··· TEXT SHOWN
We recognise the importance of knowledge sharing across industries, helping people with their personal and professional development, networking, and collaboration in improving and growing the community. This is why we run a number of events and participate in many others.

Each year, we host and sponsor events across the UK, Europe and the US. Each event is open everyone —experienced or curious— and aims to help people share and gain knowledge about Data Science and to get them involved with the wider community. To get you started we’ve put together a list of our events you can attend over the next 12 months:

Free community events

LondonR

We host LondonR in central London every two months. At each meet up we have three brilliant R presentations followed by networking drinks – which are on us. Where possible we also offer free workshops about a range of R topics, including Shiny, ggplot2 and the Tidyverse.

The next event is on 27 March at UCL, you can sign up to our mailing list to hear about future events.

Manchester R

Manchester R takes place four times a year. Following the same format as LondonR, you will get three presentations followed by networking drinks on us. We also offer free workshops before the main meeting so you can stay up-to-date with the latest tools.
······
··· DATA SUPPLIED
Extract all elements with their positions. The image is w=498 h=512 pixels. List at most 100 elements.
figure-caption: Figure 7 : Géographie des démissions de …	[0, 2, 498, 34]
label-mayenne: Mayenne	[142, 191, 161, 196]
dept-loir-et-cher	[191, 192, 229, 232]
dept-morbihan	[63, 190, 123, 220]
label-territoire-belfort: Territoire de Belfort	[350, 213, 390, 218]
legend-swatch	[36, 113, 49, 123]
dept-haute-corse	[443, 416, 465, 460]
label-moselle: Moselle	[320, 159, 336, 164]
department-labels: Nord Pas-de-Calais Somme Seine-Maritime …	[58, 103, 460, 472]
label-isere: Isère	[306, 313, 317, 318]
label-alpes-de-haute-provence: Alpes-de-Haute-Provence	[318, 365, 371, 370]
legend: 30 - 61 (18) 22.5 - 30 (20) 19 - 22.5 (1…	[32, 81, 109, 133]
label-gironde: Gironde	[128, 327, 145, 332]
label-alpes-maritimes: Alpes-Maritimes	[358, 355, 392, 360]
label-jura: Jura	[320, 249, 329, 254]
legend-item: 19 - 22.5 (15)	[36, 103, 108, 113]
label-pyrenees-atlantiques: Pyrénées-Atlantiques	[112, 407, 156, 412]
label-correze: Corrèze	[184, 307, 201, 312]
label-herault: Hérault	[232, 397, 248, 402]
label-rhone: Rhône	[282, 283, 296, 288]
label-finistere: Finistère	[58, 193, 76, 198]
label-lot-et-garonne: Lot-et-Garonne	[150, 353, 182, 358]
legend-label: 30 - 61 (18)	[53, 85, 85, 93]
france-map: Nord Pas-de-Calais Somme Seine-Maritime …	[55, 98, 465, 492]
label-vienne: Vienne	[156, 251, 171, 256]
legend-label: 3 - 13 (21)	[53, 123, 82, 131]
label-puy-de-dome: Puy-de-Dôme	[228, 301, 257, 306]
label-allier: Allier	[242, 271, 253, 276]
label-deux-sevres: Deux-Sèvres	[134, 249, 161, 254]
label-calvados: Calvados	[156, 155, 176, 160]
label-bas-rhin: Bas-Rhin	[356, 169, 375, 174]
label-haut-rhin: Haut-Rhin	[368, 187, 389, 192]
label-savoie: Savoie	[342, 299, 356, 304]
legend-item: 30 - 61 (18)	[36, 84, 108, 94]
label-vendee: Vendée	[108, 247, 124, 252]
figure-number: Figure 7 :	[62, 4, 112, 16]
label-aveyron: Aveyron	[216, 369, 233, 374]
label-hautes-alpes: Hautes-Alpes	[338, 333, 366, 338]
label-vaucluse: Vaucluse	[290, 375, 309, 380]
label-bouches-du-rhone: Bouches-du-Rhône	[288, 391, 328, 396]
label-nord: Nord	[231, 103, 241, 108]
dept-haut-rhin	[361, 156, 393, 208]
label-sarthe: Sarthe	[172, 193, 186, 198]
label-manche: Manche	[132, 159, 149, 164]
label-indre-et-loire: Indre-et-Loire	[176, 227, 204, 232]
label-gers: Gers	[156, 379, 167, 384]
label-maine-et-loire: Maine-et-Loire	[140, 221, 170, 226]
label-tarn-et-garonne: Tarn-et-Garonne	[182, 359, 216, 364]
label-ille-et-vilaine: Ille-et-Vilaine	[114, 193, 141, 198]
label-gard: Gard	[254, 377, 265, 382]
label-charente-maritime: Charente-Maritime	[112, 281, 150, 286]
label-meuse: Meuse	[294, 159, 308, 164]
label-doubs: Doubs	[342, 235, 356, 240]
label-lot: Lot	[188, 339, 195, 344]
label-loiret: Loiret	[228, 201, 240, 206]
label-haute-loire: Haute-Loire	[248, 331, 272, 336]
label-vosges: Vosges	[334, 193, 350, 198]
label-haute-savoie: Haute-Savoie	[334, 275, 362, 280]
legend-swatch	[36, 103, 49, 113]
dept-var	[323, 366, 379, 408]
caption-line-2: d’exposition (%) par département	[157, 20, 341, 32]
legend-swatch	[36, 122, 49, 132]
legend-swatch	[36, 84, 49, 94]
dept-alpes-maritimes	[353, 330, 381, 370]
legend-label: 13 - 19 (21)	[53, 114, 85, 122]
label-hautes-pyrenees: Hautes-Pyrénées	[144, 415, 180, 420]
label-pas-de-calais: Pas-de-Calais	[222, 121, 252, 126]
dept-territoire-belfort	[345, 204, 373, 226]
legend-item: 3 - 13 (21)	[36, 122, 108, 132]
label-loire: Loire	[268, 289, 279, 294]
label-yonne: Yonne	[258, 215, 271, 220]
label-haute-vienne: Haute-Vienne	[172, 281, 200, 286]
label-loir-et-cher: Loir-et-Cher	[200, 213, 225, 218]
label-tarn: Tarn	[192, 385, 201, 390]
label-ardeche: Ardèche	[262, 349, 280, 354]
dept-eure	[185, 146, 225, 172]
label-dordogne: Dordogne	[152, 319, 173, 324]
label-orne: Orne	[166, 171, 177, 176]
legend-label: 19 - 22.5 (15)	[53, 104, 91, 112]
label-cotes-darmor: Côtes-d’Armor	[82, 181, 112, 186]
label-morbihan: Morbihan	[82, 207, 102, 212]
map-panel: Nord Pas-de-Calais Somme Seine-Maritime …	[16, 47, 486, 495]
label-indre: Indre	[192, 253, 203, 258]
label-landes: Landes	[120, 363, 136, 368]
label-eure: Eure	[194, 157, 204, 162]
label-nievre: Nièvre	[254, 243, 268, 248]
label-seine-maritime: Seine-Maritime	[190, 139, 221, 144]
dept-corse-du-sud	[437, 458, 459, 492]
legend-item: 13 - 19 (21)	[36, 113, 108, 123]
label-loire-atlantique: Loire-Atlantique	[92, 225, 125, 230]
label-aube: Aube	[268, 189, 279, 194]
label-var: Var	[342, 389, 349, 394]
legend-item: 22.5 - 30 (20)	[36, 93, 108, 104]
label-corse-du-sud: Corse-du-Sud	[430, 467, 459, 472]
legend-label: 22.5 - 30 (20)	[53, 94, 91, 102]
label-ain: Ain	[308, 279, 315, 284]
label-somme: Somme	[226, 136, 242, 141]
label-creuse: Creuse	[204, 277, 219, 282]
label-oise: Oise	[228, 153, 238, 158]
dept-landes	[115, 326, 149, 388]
······
● DIRECTION A
According to the text about community events, why does the company run and take part in so many events? Answer in one to three sentences.
● DIRECTION B
Turn the listing lines, from the start of the listing through the line holding "192, 229, 232]", inclusive, into a JSON list of strings with one string per line. Leave out blank lines.

● REPLY A
The company recognizes the importance of sharing knowledge across industries. It also values helping people with their personal and professional development, and networking and collaboration to improve and grow the community.

● REPLY B
[
  "Extract all elements with their positions. The image is w=498 h=512 pixels. List at most 100 elements.",
  "figure-caption: Figure 7 : Géographie des démissions de …\t[0, 2, 498, 34]",
  "label-mayenne: Mayenne\t[142, 191, 161, 196]",
  "dept-loir-et-cher\t[191, 192, 229, 232]"
]